WRITTEN PROBLEM:
Without including any images, reproduce each entry exactly.

%%

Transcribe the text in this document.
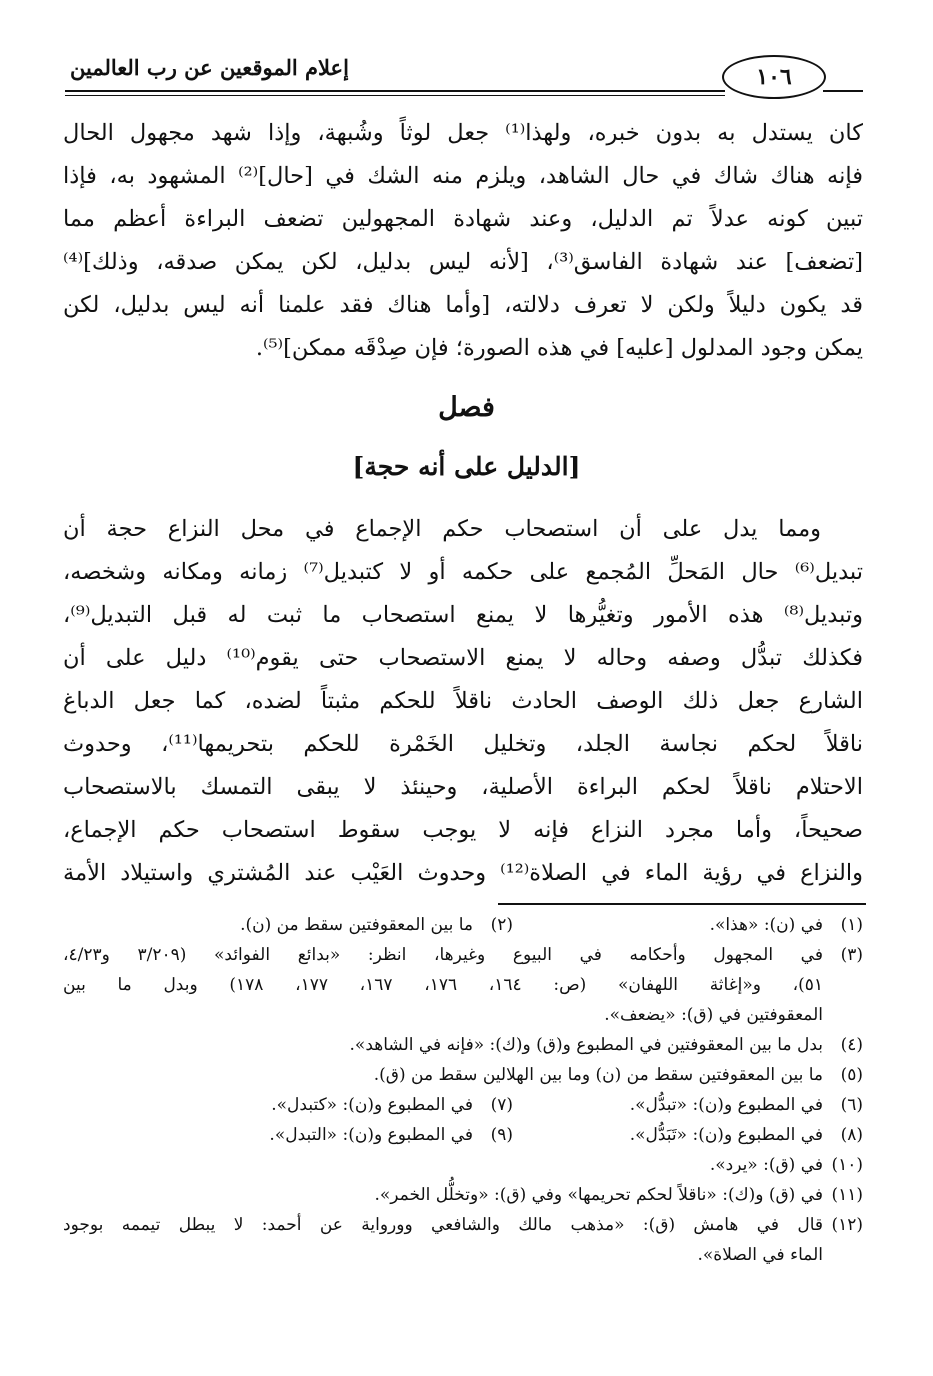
إعلام الموقعين عن رب العالمين	١٠٦
كان يستدل به بدون خبره، ولهذا⁽¹⁾ جعل لوثاً وشُبهة، وإذا شهد مجهول الحال
فإنه هناك شاك في حال الشاهد، ويلزم منه الشك في [حال]⁽²⁾ المشهود به، فإذا
تبين كونه عدلاً تم الدليل، وعند شهادة المجهولين تضعف البراءة أعظم مما
[تضعف] عند شهادة الفاسق⁽³⁾، [لأنه ليس بدليل، لكن يمكن صدقه، وذلك]⁽⁴⁾
قد يكون دليلاً ولكن لا تعرف دلالته، [وأما هناك فقد علمنا أنه ليس بدليل، لكن
يمكن وجود المدلول [عليه] في هذه الصورة؛ فإن صِدْقَه ممكن]⁽⁵⁾.
فصل
[الدليل على أنه حجة]
ومما يدل على أن استصحاب حكم الإجماع في محل النزاع حجة أن
تبديل⁽⁶⁾ حال المَحلِّ المُجمع على حكمه أو لا كتبديل⁽⁷⁾ زمانه ومكانه وشخصه،
وتبديل⁽⁸⁾ هذه الأمور وتغيُّرها لا يمنع استصحاب ما ثبت له قبل التبديل⁽⁹⁾،
فكذلك تبدُّل وصفه وحاله لا يمنع الاستصحاب حتى يقوم⁽¹⁰⁾ دليل على أن
الشارع جعل ذلك الوصف الحادث ناقلاً للحكم مثبتاً لضده، كما جعل الدباغ
ناقلاً لحكم نجاسة الجلد، وتخليل الخَمْرة للحكم بتحريمها⁽¹¹⁾، وحدوث
الاحتلام ناقلاً لحكم البراءة الأصلية، وحينئذ لا يبقى التمسك بالاستصحاب
صحيحاً، وأما مجرد النزاع فإنه لا يوجب سقوط استصحاب حكم الإجماع،
والنزاع في رؤية الماء في الصلاة⁽¹²⁾ وحدوث العَيْب عند المُشتري واستيلاد الأمة
(١)
في (ن): «هذا».
(٢)
ما بين المعقوفتين سقط من (ن).
(٣)
في المجهول وأحكامه في البيوع وغيرها، انظر: «بدائع الفوائد» (٣/٢٠٩ و٤/٢٣،
٥١)، و«إغاثة اللهفان» (ص: ١٦٤، ١٧٦، ١٦٧، ١٧٧، ١٧٨) وبدل ما بين
المعقوفتين في (ق): «يضعف».
(٤)
بدل ما بين المعقوفتين في المطبوع و(ق) و(ك): «فإنه في الشاهد».
(٥)
ما بين المعقوفتين سقط من (ن) وما بين الهلالين سقط من (ق).
(٦)
في المطبوع و(ن): «تبدُّل».
(٧)
في المطبوع و(ن): «كتبدل».
(٨)
في المطبوع و(ن): «تَبَدُّل».
(٩)
في المطبوع و(ن): «التبدل».
(١٠)
في (ق): «يرد».
(١١)
في (ق) و(ك): «ناقلاً لحكم تحريمها» وفي (ق): «وتخلُّل الخمر».
(١٢)
قال في هامش (ق): «مذهب مالك والشافعي وورواية عن أحمد: لا يبطل تيممه بوجود
الماء في الصلاة».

%%

SOLUTION TO THIS EXERCISE:
Transcribe the text in this document.
إعلام الموقعين عن رب العالمين	١٠٦
كان يستدل به بدون خبره، ولهذا⁽¹⁾ جعل لوثاً وشُبهة، وإذا شهد مجهول الحال
فإنه هناك شاك في حال الشاهد، ويلزم منه الشك في [حال]⁽²⁾ المشهود به، فإذا
تبين كونه عدلاً تم الدليل، وعند شهادة المجهولين تضعف البراءة أعظم مما
[تضعف] عند شهادة الفاسق⁽³⁾، [لأنه ليس بدليل، لكن يمكن صدقه، وذلك]⁽⁴⁾
قد يكون دليلاً ولكن لا تعرف دلالته، [وأما هناك فقد علمنا أنه ليس بدليل، لكن
يمكن وجود المدلول [عليه] في هذه الصورة؛ فإن صِدْقَه ممكن]⁽⁵⁾.
فصل
[الدليل على أنه حجة]
ومما يدل على أن استصحاب حكم الإجماع في محل النزاع حجة أن
تبديل⁽⁶⁾ حال المَحلِّ المُجمع على حكمه أو لا كتبديل⁽⁷⁾ زمانه ومكانه وشخصه،
وتبديل⁽⁸⁾ هذه الأمور وتغيُّرها لا يمنع استصحاب ما ثبت له قبل التبديل⁽⁹⁾،
فكذلك تبدُّل وصفه وحاله لا يمنع الاستصحاب حتى يقوم⁽¹⁰⁾ دليل على أن
الشارع جعل ذلك الوصف الحادث ناقلاً للحكم مثبتاً لضده، كما جعل الدباغ
ناقلاً لحكم نجاسة الجلد، وتخليل الخَمْرة للحكم بتحريمها⁽¹¹⁾، وحدوث
الاحتلام ناقلاً لحكم البراءة الأصلية، وحينئذ لا يبقى التمسك بالاستصحاب
صحيحاً، وأما مجرد النزاع فإنه لا يوجب سقوط استصحاب حكم الإجماع،
والنزاع في رؤية الماء في الصلاة⁽¹²⁾ وحدوث العَيْب عند المُشتري واستيلاد الأمة
(١)
في (ن): «هذا».
(٢)
ما بين المعقوفتين سقط من (ن).
(٣)
في المجهول وأحكامه في البيوع وغيرها، انظر: «بدائع الفوائد» (٣/٢٠٩ و٤/٢٣،
٥١)، و«إغاثة اللهفان» (ص: ١٦٤، ١٧٦، ١٦٧، ١٧٧، ١٧٨) وبدل ما بين
المعقوفتين في (ق): «يضعف».
(٤)
بدل ما بين المعقوفتين في المطبوع و(ق) و(ك): «فإنه في الشاهد».
(٥)
ما بين المعقوفتين سقط من (ن) وما بين الهلالين سقط من (ق).
(٦)
في المطبوع و(ن): «تبدُّل».
(٧)
في المطبوع و(ن): «كتبدل».
(٨)
في المطبوع و(ن): «تَبَدُّل».
(٩)
في المطبوع و(ن): «التبدل».
(١٠)
في (ق): «يرد».
(١١)
في (ق) و(ك): «ناقلاً لحكم تحريمها» وفي (ق): «وتخلُّل الخمر».
(١٢)
قال في هامش (ق): «مذهب مالك والشافعي وورواية عن أحمد: لا يبطل تيممه بوجود
الماء في الصلاة».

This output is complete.